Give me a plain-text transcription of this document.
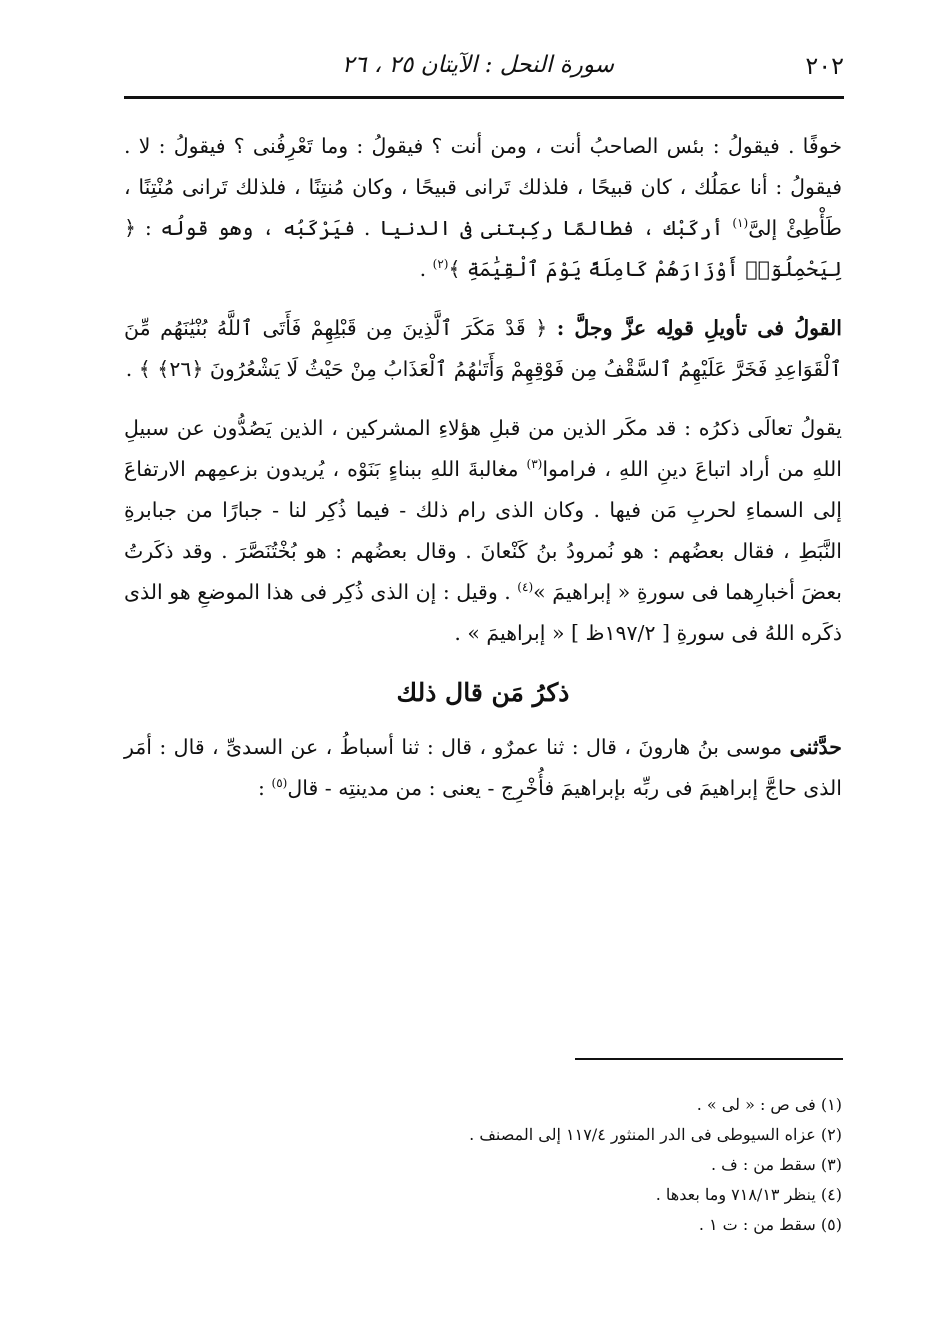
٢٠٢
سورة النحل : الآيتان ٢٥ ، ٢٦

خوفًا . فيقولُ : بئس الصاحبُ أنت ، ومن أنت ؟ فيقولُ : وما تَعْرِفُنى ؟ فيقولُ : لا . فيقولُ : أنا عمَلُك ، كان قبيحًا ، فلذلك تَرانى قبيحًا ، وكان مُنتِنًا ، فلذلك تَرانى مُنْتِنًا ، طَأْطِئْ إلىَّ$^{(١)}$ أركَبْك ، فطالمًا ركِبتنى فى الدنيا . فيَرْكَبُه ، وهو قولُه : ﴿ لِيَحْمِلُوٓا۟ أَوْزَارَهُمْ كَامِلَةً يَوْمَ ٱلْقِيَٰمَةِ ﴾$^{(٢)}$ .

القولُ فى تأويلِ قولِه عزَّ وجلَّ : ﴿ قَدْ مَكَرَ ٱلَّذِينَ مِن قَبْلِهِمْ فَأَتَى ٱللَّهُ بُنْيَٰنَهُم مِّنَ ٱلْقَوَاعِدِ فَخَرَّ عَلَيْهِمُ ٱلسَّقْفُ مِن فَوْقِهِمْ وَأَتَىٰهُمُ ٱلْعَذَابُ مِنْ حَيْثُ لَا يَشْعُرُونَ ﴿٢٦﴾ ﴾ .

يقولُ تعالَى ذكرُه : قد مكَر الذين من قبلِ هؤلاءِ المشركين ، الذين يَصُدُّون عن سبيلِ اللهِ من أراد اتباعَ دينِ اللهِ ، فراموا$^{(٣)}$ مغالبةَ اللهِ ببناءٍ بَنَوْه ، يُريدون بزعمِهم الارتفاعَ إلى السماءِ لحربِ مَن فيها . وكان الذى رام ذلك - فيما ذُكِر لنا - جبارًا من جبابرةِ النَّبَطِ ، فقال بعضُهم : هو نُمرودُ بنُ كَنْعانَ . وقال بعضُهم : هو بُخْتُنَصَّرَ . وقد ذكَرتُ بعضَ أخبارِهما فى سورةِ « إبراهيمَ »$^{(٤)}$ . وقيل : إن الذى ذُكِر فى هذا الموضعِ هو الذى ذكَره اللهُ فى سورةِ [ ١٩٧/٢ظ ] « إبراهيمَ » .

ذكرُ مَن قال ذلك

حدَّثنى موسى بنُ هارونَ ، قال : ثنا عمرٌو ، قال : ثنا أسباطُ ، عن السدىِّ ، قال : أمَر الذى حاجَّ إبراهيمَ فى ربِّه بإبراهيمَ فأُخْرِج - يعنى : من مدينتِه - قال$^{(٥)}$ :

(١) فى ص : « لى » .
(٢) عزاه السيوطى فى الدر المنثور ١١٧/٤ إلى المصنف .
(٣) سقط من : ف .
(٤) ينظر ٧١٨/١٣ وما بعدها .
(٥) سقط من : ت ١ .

:::::

Each line above that includes "سورة" counts once; state the total and nothing more.

**Answer below:**
2